**Record extracts:**
_ _ _ _ _ _ _
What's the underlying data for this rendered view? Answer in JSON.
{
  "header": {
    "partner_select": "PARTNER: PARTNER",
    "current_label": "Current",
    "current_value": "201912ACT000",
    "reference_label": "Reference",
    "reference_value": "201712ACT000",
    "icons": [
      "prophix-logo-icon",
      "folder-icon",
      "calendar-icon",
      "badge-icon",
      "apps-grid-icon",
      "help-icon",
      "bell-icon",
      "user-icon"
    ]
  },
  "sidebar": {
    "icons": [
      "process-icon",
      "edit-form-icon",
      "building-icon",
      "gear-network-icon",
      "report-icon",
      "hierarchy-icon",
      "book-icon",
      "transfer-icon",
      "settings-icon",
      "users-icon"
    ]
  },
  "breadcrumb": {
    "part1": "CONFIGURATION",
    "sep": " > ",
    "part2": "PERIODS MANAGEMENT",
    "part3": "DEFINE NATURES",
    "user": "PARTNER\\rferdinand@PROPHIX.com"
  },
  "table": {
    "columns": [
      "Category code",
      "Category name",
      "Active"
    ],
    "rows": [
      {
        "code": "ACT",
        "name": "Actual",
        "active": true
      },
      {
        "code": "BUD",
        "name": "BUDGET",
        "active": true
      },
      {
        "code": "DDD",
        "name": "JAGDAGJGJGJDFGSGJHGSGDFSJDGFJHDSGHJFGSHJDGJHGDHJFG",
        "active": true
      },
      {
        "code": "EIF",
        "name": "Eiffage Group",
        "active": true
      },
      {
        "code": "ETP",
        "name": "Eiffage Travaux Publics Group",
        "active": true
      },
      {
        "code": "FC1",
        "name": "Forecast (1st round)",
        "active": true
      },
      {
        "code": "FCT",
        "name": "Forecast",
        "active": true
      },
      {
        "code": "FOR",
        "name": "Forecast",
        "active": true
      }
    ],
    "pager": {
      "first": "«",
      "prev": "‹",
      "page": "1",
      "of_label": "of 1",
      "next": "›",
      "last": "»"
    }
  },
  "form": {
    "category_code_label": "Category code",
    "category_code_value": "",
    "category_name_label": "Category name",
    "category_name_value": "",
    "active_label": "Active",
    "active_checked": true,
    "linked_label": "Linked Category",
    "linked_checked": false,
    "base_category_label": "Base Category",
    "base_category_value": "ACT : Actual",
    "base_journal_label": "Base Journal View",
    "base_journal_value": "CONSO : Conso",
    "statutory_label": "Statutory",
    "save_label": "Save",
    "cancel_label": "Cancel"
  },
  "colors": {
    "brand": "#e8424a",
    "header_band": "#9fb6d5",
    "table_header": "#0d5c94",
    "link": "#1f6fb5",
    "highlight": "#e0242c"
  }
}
_ _ _ _ _ _ _
**Set task:** Find every line that holds "Group" and copy it.

**Exercise result:**
        "name": "Eiffage Group",
        "name": "Eiffage Travaux Publics Group",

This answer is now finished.